### [What the exercise asks]
Rewrite the material from its start through the line with "- x-tick-label: 11.5: [336, 391, 352, 401]", changing "bbox" to "bounding box" and keeping everything else the same.

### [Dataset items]

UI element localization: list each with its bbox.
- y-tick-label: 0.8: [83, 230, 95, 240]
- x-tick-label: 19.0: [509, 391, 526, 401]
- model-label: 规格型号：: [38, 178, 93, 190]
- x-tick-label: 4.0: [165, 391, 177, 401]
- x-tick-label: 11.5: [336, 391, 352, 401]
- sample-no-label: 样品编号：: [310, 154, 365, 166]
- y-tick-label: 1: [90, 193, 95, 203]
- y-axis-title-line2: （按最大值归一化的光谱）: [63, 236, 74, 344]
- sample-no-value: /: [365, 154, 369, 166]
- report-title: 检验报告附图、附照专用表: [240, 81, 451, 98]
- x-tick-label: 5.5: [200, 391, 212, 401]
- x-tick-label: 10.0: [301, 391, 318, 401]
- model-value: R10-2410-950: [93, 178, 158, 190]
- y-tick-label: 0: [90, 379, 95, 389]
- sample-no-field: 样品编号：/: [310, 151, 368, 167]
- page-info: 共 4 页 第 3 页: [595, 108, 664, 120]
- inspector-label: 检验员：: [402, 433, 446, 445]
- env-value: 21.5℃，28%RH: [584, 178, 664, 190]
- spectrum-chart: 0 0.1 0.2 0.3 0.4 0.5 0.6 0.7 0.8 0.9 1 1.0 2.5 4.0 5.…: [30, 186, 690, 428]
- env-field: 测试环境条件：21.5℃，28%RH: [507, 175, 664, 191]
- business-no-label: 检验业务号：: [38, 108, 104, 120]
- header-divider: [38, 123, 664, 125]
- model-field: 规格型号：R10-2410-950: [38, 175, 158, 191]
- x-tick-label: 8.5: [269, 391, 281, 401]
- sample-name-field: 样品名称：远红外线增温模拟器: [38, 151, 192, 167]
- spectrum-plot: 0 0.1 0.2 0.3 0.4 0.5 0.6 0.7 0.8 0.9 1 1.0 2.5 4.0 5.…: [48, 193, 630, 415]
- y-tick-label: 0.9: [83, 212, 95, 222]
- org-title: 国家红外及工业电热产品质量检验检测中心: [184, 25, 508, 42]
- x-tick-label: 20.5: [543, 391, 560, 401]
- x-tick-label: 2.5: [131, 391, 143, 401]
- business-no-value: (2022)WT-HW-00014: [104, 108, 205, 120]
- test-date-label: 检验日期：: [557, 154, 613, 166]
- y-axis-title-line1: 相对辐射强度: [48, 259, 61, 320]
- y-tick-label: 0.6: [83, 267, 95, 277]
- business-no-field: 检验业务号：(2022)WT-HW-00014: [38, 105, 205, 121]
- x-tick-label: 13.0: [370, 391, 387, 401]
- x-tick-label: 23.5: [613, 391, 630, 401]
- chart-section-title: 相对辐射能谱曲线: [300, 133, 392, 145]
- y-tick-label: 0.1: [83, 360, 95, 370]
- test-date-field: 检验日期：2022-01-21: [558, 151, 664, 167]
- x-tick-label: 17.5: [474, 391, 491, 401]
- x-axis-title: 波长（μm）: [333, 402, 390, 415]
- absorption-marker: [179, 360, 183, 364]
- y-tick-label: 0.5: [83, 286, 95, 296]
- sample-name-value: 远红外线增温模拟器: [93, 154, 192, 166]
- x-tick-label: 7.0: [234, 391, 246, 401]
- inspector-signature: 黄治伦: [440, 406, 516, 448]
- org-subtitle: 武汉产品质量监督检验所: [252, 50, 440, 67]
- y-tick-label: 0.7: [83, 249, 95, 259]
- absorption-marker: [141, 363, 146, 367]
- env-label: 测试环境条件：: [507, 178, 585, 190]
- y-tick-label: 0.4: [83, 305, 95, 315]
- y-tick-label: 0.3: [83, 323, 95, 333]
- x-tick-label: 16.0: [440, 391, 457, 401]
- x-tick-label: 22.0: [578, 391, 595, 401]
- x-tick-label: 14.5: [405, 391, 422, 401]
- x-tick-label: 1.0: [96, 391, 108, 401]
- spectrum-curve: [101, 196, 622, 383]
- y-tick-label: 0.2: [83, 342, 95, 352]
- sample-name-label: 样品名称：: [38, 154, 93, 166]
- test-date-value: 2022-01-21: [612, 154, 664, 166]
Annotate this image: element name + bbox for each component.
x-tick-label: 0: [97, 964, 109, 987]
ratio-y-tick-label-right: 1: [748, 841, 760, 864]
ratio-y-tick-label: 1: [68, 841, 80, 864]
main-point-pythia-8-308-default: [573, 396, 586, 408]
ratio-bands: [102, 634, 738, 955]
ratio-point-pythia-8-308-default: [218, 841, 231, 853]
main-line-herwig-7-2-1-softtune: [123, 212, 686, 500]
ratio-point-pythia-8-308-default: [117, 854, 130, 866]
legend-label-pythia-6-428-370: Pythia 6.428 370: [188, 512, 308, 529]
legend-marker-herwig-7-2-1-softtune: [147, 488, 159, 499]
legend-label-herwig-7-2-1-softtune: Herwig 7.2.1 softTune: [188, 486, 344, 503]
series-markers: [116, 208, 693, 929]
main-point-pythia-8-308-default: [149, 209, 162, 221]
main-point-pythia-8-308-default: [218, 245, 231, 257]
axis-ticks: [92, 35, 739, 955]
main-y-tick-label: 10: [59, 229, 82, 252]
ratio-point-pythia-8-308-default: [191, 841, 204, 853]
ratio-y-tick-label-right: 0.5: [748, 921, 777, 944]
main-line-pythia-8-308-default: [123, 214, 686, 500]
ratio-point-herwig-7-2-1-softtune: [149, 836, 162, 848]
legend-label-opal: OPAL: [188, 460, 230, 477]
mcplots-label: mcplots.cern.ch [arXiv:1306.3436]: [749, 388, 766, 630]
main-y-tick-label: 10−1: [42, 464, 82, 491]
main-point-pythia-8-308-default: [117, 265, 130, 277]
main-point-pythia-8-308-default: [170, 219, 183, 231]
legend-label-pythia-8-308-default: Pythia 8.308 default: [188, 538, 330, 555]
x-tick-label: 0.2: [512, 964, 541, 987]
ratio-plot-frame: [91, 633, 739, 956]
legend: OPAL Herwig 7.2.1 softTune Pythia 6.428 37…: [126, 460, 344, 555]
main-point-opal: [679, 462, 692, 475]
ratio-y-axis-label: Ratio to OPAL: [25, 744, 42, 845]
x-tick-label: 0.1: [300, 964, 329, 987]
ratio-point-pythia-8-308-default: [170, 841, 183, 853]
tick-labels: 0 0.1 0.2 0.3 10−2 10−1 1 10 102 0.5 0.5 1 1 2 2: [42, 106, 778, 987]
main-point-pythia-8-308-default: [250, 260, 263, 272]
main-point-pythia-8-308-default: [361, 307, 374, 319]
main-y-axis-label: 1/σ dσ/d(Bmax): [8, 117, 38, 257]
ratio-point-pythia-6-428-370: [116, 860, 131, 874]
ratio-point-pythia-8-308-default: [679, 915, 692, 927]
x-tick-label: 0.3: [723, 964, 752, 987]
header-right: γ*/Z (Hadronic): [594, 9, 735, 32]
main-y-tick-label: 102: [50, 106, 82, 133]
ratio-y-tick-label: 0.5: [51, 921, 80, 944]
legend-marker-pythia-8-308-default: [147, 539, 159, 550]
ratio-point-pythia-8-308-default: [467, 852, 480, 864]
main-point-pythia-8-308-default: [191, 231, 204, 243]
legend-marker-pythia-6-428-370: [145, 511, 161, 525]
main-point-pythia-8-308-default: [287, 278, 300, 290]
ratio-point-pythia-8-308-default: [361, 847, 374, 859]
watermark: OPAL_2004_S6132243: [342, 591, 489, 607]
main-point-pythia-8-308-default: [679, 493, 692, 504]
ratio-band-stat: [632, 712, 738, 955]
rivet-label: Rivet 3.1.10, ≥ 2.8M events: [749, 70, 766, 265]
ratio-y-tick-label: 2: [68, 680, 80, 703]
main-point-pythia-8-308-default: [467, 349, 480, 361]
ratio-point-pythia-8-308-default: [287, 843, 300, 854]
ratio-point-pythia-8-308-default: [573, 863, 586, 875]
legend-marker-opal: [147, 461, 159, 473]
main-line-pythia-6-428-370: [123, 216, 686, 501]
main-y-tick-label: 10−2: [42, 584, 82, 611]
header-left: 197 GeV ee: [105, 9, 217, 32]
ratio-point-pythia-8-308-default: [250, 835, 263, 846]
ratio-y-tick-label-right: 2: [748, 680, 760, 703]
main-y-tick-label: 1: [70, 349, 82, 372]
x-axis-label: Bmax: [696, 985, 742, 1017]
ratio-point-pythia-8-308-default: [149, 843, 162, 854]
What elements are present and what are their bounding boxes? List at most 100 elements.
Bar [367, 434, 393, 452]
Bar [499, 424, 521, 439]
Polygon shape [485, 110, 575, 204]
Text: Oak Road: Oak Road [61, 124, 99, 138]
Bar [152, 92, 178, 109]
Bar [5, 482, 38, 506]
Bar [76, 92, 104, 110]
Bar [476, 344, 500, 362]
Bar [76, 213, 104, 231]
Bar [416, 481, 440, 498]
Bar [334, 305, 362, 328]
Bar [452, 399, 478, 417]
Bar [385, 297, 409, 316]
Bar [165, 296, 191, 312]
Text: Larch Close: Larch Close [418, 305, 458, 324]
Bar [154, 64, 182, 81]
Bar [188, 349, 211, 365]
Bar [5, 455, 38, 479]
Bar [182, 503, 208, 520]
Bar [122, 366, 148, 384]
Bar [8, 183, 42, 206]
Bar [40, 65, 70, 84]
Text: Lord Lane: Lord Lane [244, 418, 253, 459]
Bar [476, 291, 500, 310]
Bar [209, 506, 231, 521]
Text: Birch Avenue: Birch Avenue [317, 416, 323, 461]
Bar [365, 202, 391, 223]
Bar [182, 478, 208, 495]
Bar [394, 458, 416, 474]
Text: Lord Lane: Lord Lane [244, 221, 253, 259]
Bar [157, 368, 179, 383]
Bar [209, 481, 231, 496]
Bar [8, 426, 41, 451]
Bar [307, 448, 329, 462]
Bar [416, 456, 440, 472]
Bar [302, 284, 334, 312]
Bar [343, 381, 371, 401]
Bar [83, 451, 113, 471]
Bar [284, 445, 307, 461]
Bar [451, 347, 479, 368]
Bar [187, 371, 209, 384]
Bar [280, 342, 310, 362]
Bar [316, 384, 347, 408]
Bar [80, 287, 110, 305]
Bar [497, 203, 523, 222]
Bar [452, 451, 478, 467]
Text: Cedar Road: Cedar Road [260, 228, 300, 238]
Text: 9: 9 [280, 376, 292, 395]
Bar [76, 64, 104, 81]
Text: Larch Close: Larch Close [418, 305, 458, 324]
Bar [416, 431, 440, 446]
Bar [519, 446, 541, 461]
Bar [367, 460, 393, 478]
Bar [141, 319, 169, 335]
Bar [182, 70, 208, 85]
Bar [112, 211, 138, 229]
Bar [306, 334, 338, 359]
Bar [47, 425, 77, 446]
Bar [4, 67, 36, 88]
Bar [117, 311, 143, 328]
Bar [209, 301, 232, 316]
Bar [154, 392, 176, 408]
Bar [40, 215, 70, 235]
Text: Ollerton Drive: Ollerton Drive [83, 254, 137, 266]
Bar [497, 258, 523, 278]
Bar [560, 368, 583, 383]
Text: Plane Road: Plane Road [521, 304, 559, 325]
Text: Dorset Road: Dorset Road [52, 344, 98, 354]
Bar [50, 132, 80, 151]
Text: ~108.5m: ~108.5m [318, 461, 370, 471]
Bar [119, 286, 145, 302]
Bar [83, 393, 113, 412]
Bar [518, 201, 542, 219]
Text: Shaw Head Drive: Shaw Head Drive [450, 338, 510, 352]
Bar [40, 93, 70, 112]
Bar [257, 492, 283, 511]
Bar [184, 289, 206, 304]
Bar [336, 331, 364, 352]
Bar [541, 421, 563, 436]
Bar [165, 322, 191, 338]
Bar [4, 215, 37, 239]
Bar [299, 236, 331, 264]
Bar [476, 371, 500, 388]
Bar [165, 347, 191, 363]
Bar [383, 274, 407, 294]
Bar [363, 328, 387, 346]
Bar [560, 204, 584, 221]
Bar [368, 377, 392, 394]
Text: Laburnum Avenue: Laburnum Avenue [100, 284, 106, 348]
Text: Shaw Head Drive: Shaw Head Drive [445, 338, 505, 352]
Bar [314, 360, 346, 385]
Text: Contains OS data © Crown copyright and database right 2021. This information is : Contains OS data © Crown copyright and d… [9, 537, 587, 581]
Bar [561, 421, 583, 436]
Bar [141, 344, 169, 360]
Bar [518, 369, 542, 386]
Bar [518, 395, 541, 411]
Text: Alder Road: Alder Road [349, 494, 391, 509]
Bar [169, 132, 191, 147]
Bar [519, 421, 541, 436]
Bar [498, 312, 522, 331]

### [Answer for this exercise]
UI element localization: list each with its bounding box.
- y-tick-label: 0.8: [83, 230, 95, 240]
- x-tick-label: 19.0: [509, 391, 526, 401]
- model-label: 规格型号：: [38, 178, 93, 190]
- x-tick-label: 4.0: [165, 391, 177, 401]
- x-tick-label: 11.5: [336, 391, 352, 401]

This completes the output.